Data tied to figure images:
---

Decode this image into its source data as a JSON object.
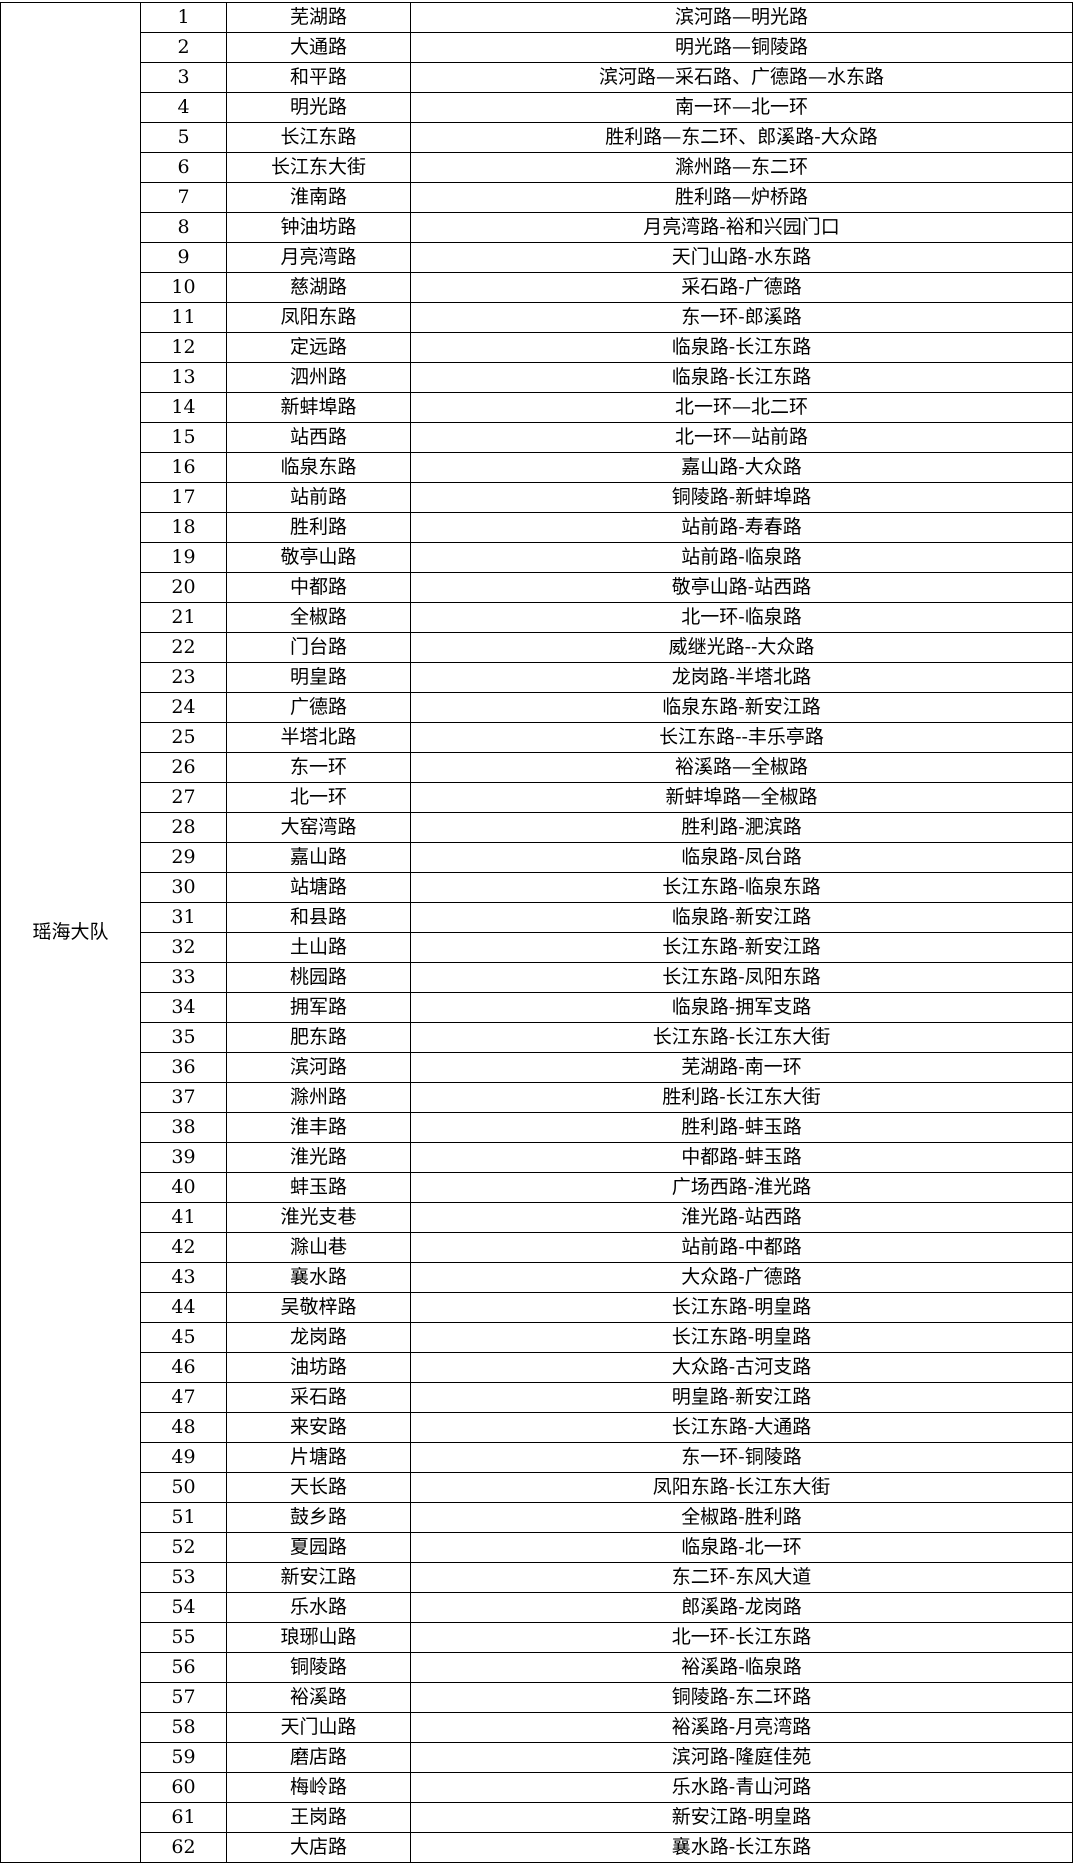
{
  "group": "瑶海大队",
  "rows": [
    [
      1,
      "芜湖路",
      "滨河路—明光路"
    ],
    [
      2,
      "大通路",
      "明光路—铜陵路"
    ],
    [
      3,
      "和平路",
      "滨河路—采石路、广德路—水东路"
    ],
    [
      4,
      "明光路",
      "南一环—北一环"
    ],
    [
      5,
      "长江东路",
      "胜利路—东二环、郎溪路-大众路"
    ],
    [
      6,
      "长江东大街",
      "滁州路—东二环"
    ],
    [
      7,
      "淮南路",
      "胜利路—炉桥路"
    ],
    [
      8,
      "钟油坊路",
      "月亮湾路-裕和兴园门口"
    ],
    [
      9,
      "月亮湾路",
      "天门山路-水东路"
    ],
    [
      10,
      "慈湖路",
      "采石路-广德路"
    ],
    [
      11,
      "凤阳东路",
      "东一环-郎溪路"
    ],
    [
      12,
      "定远路",
      "临泉路-长江东路"
    ],
    [
      13,
      "泗州路",
      "临泉路-长江东路"
    ],
    [
      14,
      "新蚌埠路",
      "北一环—北二环"
    ],
    [
      15,
      "站西路",
      "北一环—站前路"
    ],
    [
      16,
      "临泉东路",
      "嘉山路-大众路"
    ],
    [
      17,
      "站前路",
      "铜陵路-新蚌埠路"
    ],
    [
      18,
      "胜利路",
      "站前路-寿春路"
    ],
    [
      19,
      "敬亭山路",
      "站前路-临泉路"
    ],
    [
      20,
      "中都路",
      "敬亭山路-站西路"
    ],
    [
      21,
      "全椒路",
      "北一环-临泉路"
    ],
    [
      22,
      "门台路",
      "威继光路--大众路"
    ],
    [
      23,
      "明皇路",
      "龙岗路-半塔北路"
    ],
    [
      24,
      "广德路",
      "临泉东路-新安江路"
    ],
    [
      25,
      "半塔北路",
      "长江东路--丰乐亭路"
    ],
    [
      26,
      "东一环",
      "裕溪路—全椒路"
    ],
    [
      27,
      "北一环",
      "新蚌埠路—全椒路"
    ],
    [
      28,
      "大窑湾路",
      "胜利路-淝滨路"
    ],
    [
      29,
      "嘉山路",
      "临泉路-凤台路"
    ],
    [
      30,
      "站塘路",
      "长江东路-临泉东路"
    ],
    [
      31,
      "和县路",
      "临泉路-新安江路"
    ],
    [
      32,
      "土山路",
      "长江东路-新安江路"
    ],
    [
      33,
      "桃园路",
      "长江东路-凤阳东路"
    ],
    [
      34,
      "拥军路",
      "临泉路-拥军支路"
    ],
    [
      35,
      "肥东路",
      "长江东路-长江东大街"
    ],
    [
      36,
      "滨河路",
      "芜湖路-南一环"
    ],
    [
      37,
      "滁州路",
      "胜利路-长江东大街"
    ],
    [
      38,
      "淮丰路",
      "胜利路-蚌玉路"
    ],
    [
      39,
      "淮光路",
      "中都路-蚌玉路"
    ],
    [
      40,
      "蚌玉路",
      "广场西路-淮光路"
    ],
    [
      41,
      "淮光支巷",
      "淮光路-站西路"
    ],
    [
      42,
      "滁山巷",
      "站前路-中都路"
    ],
    [
      43,
      "襄水路",
      "大众路-广德路"
    ],
    [
      44,
      "吴敬梓路",
      "长江东路-明皇路"
    ],
    [
      45,
      "龙岗路",
      "长江东路-明皇路"
    ],
    [
      46,
      "油坊路",
      "大众路-古河支路"
    ],
    [
      47,
      "采石路",
      "明皇路-新安江路"
    ],
    [
      48,
      "来安路",
      "长江东路-大通路"
    ],
    [
      49,
      "片塘路",
      "东一环-铜陵路"
    ],
    [
      50,
      "天长路",
      "凤阳东路-长江东大街"
    ],
    [
      51,
      "鼓乡路",
      "全椒路-胜利路"
    ],
    [
      52,
      "夏园路",
      "临泉路-北一环"
    ],
    [
      53,
      "新安江路",
      "东二环-东风大道"
    ],
    [
      54,
      "乐水路",
      "郎溪路-龙岗路"
    ],
    [
      55,
      "琅琊山路",
      "北一环-长江东路"
    ],
    [
      56,
      "铜陵路",
      "裕溪路-临泉路"
    ],
    [
      57,
      "裕溪路",
      "铜陵路-东二环路"
    ],
    [
      58,
      "天门山路",
      "裕溪路-月亮湾路"
    ],
    [
      59,
      "磨店路",
      "滨河路-隆庭佳苑"
    ],
    [
      60,
      "梅岭路",
      "乐水路-青山河路"
    ],
    [
      61,
      "王岗路",
      "新安江路-明皇路"
    ],
    [
      62,
      "大店路",
      "襄水路-长江东路"
    ]
  ]
}
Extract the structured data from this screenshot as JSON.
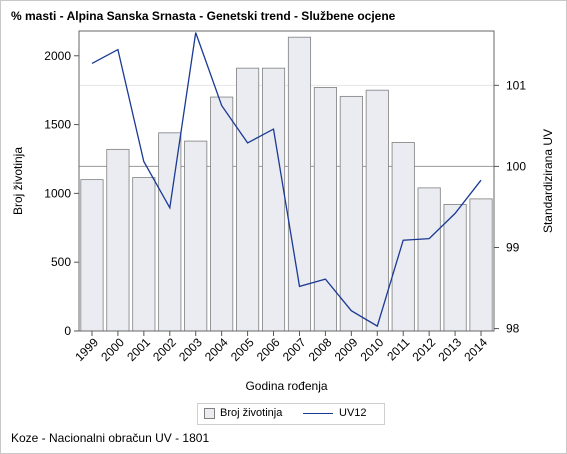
{
  "footnote": "Koze - Nacionalni obračun UV - 1801",
  "chart_data": {
    "type": "bar",
    "title": "% masti - Alpina Sanska Srnasta - Genetski trend - Službene ocjene",
    "xlabel": "Godina rođenja",
    "ylabel": "Broj životinja",
    "y2label": "Standardizirana UV",
    "categories": [
      "1999",
      "2000",
      "2001",
      "2002",
      "2003",
      "2004",
      "2005",
      "2006",
      "2007",
      "2008",
      "2009",
      "2010",
      "2011",
      "2012",
      "2013",
      "2014"
    ],
    "ylim": [
      0,
      2180
    ],
    "yticks": [
      0,
      500,
      1000,
      1500,
      2000
    ],
    "y2lim": [
      97.97,
      101.67
    ],
    "y2ticks": [
      98,
      99,
      100,
      101
    ],
    "y2_reference": 100,
    "grid": "horizontal reference lines",
    "legend_position": "bottom",
    "colors": {
      "bar_fill": "#eaecf2",
      "bar_stroke": "#7f7f7f",
      "line": "#1a3a93",
      "reference": "#9a9a9a"
    },
    "series": [
      {
        "name": "Broj životinja",
        "type": "bar",
        "axis": "left",
        "values": [
          1100,
          1320,
          1115,
          1440,
          1380,
          1700,
          1910,
          1910,
          2135,
          1770,
          1705,
          1750,
          1370,
          1040,
          920,
          960
        ]
      },
      {
        "name": "UV12",
        "type": "line",
        "axis": "right",
        "values": [
          101.27,
          101.44,
          100.06,
          99.49,
          101.65,
          100.75,
          100.29,
          100.46,
          98.52,
          98.61,
          98.22,
          98.03,
          99.09,
          99.11,
          99.42,
          99.83
        ]
      }
    ]
  }
}
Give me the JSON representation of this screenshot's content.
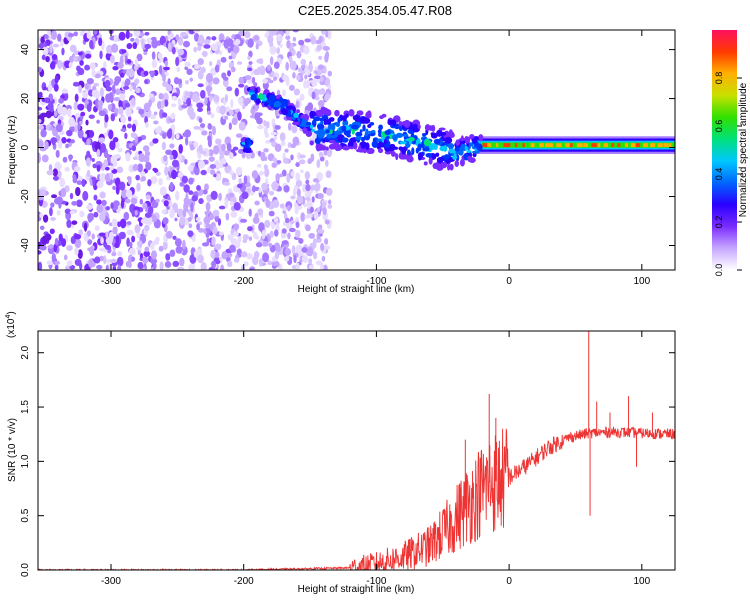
{
  "title": "C2E5.2025.354.05.47.R08",
  "chart_data": [
    {
      "type": "heatmap",
      "xlabel": "Height of straight line (km)",
      "ylabel": "Frequency (Hz)",
      "xlim": [
        -355,
        125
      ],
      "ylim": [
        -50,
        48
      ],
      "x_ticks": [
        -300,
        -200,
        -100,
        0,
        100
      ],
      "x_tick_labels": [
        "-300",
        "-200",
        "-100",
        "0",
        "100"
      ],
      "y_ticks": [
        -40,
        -20,
        0,
        20,
        40
      ],
      "y_tick_labels": [
        "-40",
        "-20",
        "0",
        "20",
        "40"
      ],
      "colorbar": {
        "label": "Normalized spectral amplitude",
        "range": [
          0,
          1
        ],
        "ticks": [
          0.0,
          0.2,
          0.4,
          0.6,
          0.8
        ],
        "tick_labels": [
          "0.0",
          "0.2",
          "0.4",
          "0.6",
          "0.8"
        ],
        "colors": [
          "#ffffff",
          "#c7a6ff",
          "#7a2bff",
          "#2a00ff",
          "#0066ff",
          "#00c8ff",
          "#00e07a",
          "#30e000",
          "#c8e000",
          "#ffb000",
          "#ff3a00",
          "#ff1060"
        ]
      },
      "regions": [
        {
          "name": "noise",
          "x_range": [
            -355,
            -135
          ],
          "freq_range": [
            -50,
            48
          ],
          "amplitude": 0.1
        },
        {
          "name": "track",
          "points": [
            {
              "x": -195,
              "freq": 22
            },
            {
              "x": -170,
              "freq": 17
            },
            {
              "x": -150,
              "freq": 8
            },
            {
              "x": -120,
              "freq": 7
            },
            {
              "x": -90,
              "freq": 5
            },
            {
              "x": -60,
              "freq": 1
            },
            {
              "x": -40,
              "freq": -2
            },
            {
              "x": -20,
              "freq": 1
            },
            {
              "x": 0,
              "freq": 1
            },
            {
              "x": 50,
              "freq": 1
            },
            {
              "x": 100,
              "freq": 1
            },
            {
              "x": 125,
              "freq": 1
            }
          ]
        }
      ]
    },
    {
      "type": "line",
      "xlabel": "Height of straight line (km)",
      "ylabel": "SNR (10 * v/v)",
      "y_multiplier": "(x10",
      "y_multiplier_exp": "4",
      "y_multiplier_close": ")",
      "xlim": [
        -355,
        125
      ],
      "ylim": [
        0,
        2.2
      ],
      "x_ticks": [
        -300,
        -200,
        -100,
        0,
        100
      ],
      "x_tick_labels": [
        "-300",
        "-200",
        "-100",
        "0",
        "100"
      ],
      "y_ticks": [
        0.0,
        0.5,
        1.0,
        1.5,
        2.0
      ],
      "y_tick_labels": [
        "0.0",
        "0.5",
        "1.0",
        "1.5",
        "2.0"
      ],
      "series_color": "#ee3333",
      "envelope": [
        {
          "x": -355,
          "y": 0.0
        },
        {
          "x": -200,
          "y": 0.0
        },
        {
          "x": -120,
          "y": 0.02
        },
        {
          "x": -100,
          "y": 0.06
        },
        {
          "x": -80,
          "y": 0.12
        },
        {
          "x": -60,
          "y": 0.22
        },
        {
          "x": -45,
          "y": 0.4
        },
        {
          "x": -30,
          "y": 0.62
        },
        {
          "x": -15,
          "y": 0.8
        },
        {
          "x": 0,
          "y": 0.85
        },
        {
          "x": 15,
          "y": 0.98
        },
        {
          "x": 30,
          "y": 1.13
        },
        {
          "x": 45,
          "y": 1.22
        },
        {
          "x": 60,
          "y": 1.26
        },
        {
          "x": 80,
          "y": 1.27
        },
        {
          "x": 100,
          "y": 1.26
        },
        {
          "x": 125,
          "y": 1.25
        }
      ],
      "peaks": [
        {
          "x": -33,
          "y": 1.2
        },
        {
          "x": -15,
          "y": 1.62
        },
        {
          "x": -10,
          "y": 1.4
        },
        {
          "x": 60,
          "y": 2.22
        },
        {
          "x": 61,
          "y": 0.5
        },
        {
          "x": 66,
          "y": 1.55
        },
        {
          "x": 76,
          "y": 1.45
        },
        {
          "x": 90,
          "y": 1.6
        },
        {
          "x": 96,
          "y": 0.95
        },
        {
          "x": 108,
          "y": 1.45
        }
      ]
    }
  ]
}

---

Short problem: How many lines in the listing above contain "Broj"? Answer with the number alone.

Output for this task: 2